### [Job 1]
Pull out the lines of the records without changing them, from the first line of the records to the line with "footer-value-z: 1.4 xyxy=(491,748,509,761)".

— Begin Passage given —

= 2023 in African music =

The following is a list of events and releases that happened in 2023 in African music.

==Events==
- January 11 - It is announced by Nhanhla Sibisi, head of the Recording Industry of South Africa (RiSA) that the 29th edition of the South African Music Awards will begin accepting entries in the first quarter of 2023.
- March - The marriage between Somizi Mhlongo and Mohale Tebogo Motaung end divorce proceedings when it is discovered that they were never legally married.
- June - The Grammy Award for Best African Music Performance, a new award, is announced by the Recording Academy. The inaugural winner, announced at the ceremony in February 2024, is Tyla with the song "Water".
- November 4 - The 19th and final series of Idols South Africa is won by Thabo Ndlovu.

— End Passage given —

### [Job 2]
Copy the list of 2023 events in African music word for word, from "The following is" to "by Thabo Ndlovu.".

— Begin Supplied material —

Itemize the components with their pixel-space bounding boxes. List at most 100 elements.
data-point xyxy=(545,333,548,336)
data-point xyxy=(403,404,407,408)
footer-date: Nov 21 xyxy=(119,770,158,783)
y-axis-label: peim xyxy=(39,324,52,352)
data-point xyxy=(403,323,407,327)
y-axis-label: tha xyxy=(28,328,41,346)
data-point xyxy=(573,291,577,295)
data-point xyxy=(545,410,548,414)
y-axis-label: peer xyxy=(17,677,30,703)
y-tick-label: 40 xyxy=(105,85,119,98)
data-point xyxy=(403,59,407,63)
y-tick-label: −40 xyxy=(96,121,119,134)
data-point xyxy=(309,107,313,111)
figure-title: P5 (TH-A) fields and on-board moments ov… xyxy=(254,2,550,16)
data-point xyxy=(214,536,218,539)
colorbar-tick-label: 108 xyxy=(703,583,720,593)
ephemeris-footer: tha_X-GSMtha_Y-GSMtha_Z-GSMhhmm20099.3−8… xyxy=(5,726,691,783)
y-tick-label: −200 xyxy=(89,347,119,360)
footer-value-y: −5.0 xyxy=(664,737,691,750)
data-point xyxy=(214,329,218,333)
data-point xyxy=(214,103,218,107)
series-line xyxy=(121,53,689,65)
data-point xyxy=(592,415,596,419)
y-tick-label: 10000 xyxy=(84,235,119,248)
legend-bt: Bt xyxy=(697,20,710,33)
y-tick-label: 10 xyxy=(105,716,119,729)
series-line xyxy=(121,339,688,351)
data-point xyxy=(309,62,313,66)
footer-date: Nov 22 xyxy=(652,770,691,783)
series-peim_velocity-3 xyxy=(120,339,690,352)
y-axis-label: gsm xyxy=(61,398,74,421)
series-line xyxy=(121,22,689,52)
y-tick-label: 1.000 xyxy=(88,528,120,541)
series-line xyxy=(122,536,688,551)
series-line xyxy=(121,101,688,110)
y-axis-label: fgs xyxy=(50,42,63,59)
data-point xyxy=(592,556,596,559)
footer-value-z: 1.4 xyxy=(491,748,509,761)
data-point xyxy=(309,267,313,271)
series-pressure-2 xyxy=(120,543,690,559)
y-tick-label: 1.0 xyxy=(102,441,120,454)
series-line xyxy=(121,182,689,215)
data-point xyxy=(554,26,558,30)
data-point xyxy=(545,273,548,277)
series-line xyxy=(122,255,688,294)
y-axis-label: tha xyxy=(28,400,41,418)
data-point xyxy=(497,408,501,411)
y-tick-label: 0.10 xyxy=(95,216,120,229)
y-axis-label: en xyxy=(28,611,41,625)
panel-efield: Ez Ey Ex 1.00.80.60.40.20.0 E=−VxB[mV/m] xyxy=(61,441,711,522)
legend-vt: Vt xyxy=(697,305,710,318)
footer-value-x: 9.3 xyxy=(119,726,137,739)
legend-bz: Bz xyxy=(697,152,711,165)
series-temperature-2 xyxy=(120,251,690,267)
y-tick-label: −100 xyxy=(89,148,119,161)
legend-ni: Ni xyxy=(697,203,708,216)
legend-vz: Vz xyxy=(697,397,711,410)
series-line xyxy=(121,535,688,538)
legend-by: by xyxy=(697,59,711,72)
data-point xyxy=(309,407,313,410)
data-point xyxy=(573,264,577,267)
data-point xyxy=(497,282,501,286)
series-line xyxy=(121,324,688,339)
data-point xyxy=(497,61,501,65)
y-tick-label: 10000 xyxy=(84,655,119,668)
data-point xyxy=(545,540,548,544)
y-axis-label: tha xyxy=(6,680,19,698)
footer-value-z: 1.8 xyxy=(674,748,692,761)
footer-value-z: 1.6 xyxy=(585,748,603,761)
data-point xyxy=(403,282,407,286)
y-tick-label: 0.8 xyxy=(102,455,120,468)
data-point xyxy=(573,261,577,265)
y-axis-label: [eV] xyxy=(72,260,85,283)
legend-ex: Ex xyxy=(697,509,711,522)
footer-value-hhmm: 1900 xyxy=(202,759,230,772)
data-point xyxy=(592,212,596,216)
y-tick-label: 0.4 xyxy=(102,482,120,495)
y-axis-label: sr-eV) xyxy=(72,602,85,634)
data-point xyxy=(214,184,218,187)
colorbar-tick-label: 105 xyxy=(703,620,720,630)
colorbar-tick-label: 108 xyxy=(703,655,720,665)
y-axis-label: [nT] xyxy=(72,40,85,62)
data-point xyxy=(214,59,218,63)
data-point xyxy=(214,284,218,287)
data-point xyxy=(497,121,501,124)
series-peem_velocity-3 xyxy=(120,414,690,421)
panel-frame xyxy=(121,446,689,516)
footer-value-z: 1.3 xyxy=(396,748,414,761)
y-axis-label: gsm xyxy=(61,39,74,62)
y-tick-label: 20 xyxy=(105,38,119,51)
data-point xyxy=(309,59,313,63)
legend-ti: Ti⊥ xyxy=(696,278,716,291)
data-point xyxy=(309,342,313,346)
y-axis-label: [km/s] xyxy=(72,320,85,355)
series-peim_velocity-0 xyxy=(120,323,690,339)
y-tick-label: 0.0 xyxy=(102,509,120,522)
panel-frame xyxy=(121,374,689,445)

— End Supplied material —

### [Response 1]
Itemize the components with their pixel-space bounding boxes. List at most 100 elements.
data-point xyxy=(545,333,548,336)
data-point xyxy=(403,404,407,408)
footer-date: Nov 21 xyxy=(119,770,158,783)
y-axis-label: peim xyxy=(39,324,52,352)
data-point xyxy=(403,323,407,327)
y-axis-label: tha xyxy=(28,328,41,346)
data-point xyxy=(573,291,577,295)
data-point xyxy=(545,410,548,414)
y-axis-label: peer xyxy=(17,677,30,703)
y-tick-label: 40 xyxy=(105,85,119,98)
data-point xyxy=(403,59,407,63)
y-tick-label: −40 xyxy=(96,121,119,134)
data-point xyxy=(309,107,313,111)
figure-title: P5 (TH-A) fields and on-board moments ov… xyxy=(254,2,550,16)
data-point xyxy=(214,536,218,539)
colorbar-tick-label: 108 xyxy=(703,583,720,593)
ephemeris-footer: tha_X-GSMtha_Y-GSMtha_Z-GSMhhmm20099.3−8… xyxy=(5,726,691,783)
y-tick-label: −200 xyxy=(89,347,119,360)
footer-value-y: −5.0 xyxy=(664,737,691,750)
data-point xyxy=(214,329,218,333)
data-point xyxy=(214,103,218,107)
series-line xyxy=(121,53,689,65)
data-point xyxy=(592,415,596,419)
y-tick-label: 10000 xyxy=(84,235,119,248)
legend-bt: Bt xyxy=(697,20,710,33)
y-tick-label: 10 xyxy=(105,716,119,729)
series-line xyxy=(121,339,688,351)
data-point xyxy=(309,62,313,66)
footer-date: Nov 22 xyxy=(652,770,691,783)
series-peim_velocity-3 xyxy=(120,339,690,352)
y-axis-label: gsm xyxy=(61,398,74,421)
series-line xyxy=(121,22,689,52)
y-tick-label: 1.000 xyxy=(88,528,120,541)
series-line xyxy=(122,536,688,551)
series-line xyxy=(121,101,688,110)
y-axis-label: fgs xyxy=(50,42,63,59)
data-point xyxy=(592,556,596,559)
footer-value-z: 1.4 xyxy=(491,748,509,761)

### [Response 2]
The following is a list of events and releases that happened in 2023 in African music.

==Events==
- January 11 - It is announced by Nhanhla Sibisi, head of the Recording Industry of South Africa (RiSA) that the 29th edition of the South African Music Awards will begin accepting entries in the first quarter of 2023.
- March - The marriage between Somizi Mhlongo and Mohale Tebogo Motaung end divorce proceedings when it is discovered that they were never legally married.
- June - The Grammy Award for Best African Music Performance, a new award, is announced by the Recording Academy. The inaugural winner, announced at the ceremony in February 2024, is Tyla with the song "Water".
- November 4 - The 19th and final series of Idols South Africa is won by Thabo Ndlovu.